## Aim
Copy, in full, each line of the material that holds the word "this".

## Dataset records

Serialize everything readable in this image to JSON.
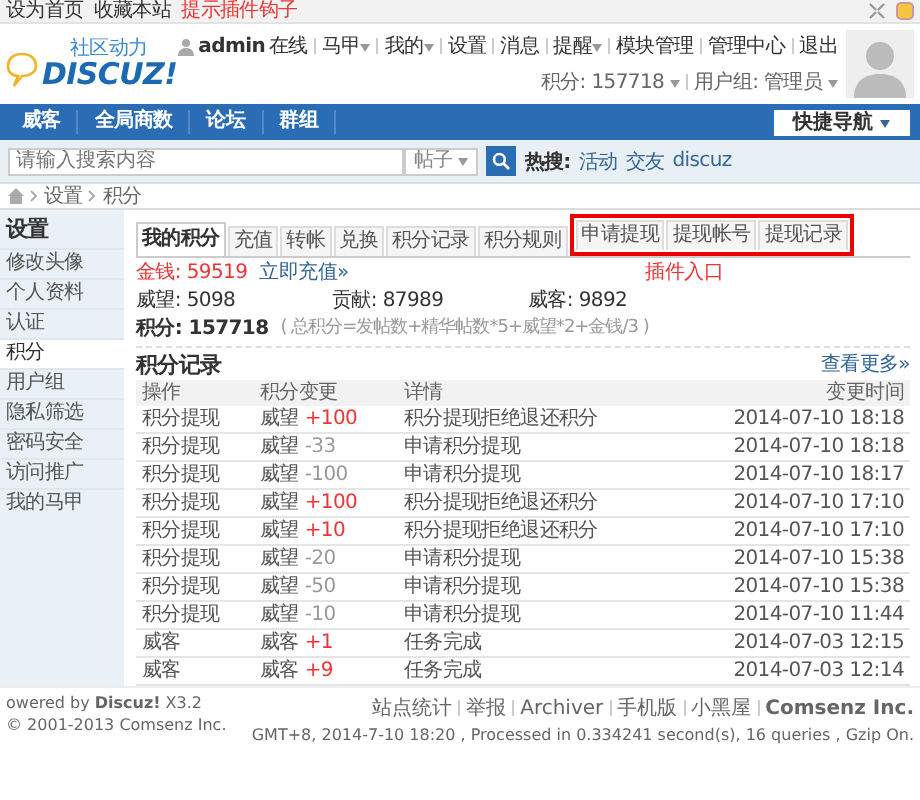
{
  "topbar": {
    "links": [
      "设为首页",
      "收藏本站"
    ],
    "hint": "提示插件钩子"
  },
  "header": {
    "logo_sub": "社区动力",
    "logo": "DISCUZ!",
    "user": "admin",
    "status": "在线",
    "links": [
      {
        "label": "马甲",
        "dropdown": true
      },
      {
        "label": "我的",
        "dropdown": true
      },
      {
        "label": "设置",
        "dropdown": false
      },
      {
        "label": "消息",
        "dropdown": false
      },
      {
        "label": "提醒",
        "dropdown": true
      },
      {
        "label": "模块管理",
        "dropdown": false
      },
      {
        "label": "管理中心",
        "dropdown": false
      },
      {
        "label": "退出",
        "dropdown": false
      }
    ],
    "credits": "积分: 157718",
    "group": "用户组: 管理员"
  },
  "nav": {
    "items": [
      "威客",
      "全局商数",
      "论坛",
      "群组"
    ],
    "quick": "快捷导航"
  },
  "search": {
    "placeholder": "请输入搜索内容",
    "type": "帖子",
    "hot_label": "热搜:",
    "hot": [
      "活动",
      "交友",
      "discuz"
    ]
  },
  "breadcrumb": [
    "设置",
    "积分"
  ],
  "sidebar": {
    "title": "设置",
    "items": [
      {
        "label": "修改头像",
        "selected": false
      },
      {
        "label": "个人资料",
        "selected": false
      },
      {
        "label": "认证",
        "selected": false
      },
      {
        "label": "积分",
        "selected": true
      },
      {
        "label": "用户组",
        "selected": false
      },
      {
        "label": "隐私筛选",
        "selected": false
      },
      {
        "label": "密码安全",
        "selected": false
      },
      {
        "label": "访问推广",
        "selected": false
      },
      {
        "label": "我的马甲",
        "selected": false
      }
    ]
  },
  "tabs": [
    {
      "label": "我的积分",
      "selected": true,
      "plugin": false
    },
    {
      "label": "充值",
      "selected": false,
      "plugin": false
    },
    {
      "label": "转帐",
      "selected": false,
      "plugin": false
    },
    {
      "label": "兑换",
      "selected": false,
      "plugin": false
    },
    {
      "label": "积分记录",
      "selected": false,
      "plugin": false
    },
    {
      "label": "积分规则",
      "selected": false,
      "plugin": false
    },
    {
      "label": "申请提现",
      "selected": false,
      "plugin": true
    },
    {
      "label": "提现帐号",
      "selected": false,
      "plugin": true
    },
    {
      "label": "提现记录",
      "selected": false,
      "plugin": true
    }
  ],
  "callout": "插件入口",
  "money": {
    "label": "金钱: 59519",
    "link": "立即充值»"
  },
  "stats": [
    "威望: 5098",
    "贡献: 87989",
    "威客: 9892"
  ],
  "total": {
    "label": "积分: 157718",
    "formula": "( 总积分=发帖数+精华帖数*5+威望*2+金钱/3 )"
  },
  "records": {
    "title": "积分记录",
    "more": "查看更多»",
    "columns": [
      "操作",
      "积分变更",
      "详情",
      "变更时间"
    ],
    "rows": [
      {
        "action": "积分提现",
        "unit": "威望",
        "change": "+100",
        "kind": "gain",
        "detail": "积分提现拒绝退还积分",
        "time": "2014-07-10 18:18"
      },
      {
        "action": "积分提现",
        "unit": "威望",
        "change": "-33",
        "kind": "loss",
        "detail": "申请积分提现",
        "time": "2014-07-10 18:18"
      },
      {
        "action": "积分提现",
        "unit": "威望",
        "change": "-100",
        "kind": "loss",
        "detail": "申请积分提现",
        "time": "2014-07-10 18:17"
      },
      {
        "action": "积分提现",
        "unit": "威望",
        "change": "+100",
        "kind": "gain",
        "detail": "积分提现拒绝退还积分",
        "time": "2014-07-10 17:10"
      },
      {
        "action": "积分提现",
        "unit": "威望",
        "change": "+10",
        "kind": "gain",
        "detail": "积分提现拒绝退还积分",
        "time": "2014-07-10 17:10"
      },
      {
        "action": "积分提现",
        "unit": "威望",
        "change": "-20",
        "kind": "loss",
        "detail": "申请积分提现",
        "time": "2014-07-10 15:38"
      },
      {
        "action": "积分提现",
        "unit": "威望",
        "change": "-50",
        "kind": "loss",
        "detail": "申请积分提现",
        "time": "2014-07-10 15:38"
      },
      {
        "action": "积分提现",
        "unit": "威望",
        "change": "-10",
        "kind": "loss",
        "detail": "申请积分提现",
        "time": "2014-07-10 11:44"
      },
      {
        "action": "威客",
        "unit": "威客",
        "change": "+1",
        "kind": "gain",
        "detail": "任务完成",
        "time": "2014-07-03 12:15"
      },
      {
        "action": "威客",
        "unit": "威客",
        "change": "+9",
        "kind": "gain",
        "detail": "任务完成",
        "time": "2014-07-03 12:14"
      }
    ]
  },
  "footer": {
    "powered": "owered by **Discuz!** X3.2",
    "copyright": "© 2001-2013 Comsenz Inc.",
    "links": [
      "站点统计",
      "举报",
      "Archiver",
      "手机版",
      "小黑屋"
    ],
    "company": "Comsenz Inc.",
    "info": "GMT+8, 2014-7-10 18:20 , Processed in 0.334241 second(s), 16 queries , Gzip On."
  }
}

...

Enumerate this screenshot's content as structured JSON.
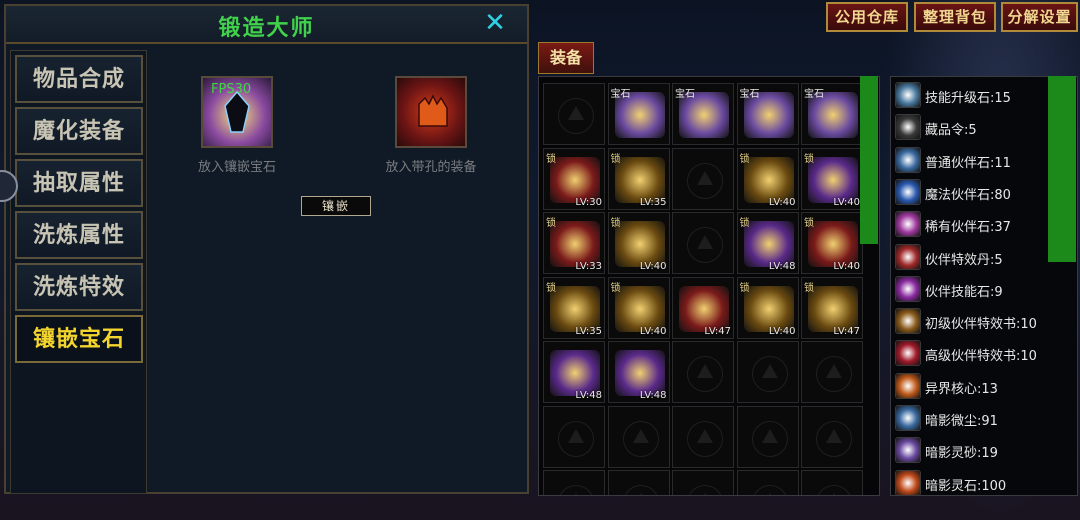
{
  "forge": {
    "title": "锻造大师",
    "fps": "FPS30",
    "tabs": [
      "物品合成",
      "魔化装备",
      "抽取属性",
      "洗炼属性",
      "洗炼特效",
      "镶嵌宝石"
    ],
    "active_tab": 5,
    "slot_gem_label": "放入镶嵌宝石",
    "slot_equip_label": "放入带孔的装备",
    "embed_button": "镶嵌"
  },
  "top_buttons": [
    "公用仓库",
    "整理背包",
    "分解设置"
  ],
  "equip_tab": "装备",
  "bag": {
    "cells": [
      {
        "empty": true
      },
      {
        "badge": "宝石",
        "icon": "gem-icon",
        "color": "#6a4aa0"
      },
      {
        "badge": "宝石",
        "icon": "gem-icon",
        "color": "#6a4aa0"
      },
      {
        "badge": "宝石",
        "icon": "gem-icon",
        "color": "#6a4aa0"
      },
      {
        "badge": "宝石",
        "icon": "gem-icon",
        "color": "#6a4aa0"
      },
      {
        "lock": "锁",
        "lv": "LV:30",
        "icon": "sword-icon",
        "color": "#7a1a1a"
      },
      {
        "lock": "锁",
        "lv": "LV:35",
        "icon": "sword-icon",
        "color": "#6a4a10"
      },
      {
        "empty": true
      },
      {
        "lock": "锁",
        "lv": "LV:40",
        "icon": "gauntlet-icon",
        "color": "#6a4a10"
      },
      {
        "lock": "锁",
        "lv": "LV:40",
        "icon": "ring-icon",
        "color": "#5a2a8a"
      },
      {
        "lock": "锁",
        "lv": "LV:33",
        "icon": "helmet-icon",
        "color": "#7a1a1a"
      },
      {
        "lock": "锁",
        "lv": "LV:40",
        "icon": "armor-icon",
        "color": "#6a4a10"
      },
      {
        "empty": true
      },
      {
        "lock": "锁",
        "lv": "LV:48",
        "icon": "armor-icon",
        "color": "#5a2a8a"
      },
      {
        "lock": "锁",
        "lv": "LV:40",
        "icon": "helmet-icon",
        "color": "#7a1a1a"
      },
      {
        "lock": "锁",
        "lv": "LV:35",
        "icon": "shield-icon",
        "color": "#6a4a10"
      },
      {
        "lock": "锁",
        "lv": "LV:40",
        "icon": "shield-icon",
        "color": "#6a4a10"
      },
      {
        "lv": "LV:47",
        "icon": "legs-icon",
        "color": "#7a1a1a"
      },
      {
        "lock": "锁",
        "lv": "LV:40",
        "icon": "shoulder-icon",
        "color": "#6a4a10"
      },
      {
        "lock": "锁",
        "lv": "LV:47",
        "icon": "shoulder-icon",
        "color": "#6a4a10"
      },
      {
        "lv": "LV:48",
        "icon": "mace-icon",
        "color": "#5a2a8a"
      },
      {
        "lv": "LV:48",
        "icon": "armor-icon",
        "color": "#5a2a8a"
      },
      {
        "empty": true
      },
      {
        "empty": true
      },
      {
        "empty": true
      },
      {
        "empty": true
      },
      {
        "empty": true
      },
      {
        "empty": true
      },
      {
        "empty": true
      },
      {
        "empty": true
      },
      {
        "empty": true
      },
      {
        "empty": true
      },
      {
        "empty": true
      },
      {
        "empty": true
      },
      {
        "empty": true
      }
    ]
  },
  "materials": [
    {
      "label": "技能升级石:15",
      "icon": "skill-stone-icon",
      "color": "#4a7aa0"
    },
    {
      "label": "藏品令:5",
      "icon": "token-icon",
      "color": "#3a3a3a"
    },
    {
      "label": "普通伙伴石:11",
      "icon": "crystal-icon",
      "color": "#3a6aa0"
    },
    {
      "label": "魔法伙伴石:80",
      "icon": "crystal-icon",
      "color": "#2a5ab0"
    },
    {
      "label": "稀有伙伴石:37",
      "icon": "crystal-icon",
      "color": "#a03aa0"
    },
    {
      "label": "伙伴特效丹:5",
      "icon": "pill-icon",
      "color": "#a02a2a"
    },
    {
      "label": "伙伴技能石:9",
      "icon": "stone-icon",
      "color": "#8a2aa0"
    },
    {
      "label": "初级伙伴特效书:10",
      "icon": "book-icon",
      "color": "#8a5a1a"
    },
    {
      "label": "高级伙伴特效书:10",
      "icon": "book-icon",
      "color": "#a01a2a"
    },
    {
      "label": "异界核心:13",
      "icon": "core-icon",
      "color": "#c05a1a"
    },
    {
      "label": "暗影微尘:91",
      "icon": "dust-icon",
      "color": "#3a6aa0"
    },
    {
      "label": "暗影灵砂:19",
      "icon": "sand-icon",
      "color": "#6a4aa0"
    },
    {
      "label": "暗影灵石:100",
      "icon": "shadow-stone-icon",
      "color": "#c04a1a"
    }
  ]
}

--

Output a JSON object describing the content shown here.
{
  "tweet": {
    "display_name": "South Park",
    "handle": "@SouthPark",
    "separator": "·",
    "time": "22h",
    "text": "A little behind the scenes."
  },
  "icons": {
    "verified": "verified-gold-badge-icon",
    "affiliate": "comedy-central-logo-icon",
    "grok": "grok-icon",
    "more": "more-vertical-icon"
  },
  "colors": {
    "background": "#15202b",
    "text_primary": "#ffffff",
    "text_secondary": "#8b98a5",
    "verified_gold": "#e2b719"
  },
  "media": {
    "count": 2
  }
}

## Task result
Serialize everything readable in this image to JSON.
Enumerate this screenshot's content as structured JSON.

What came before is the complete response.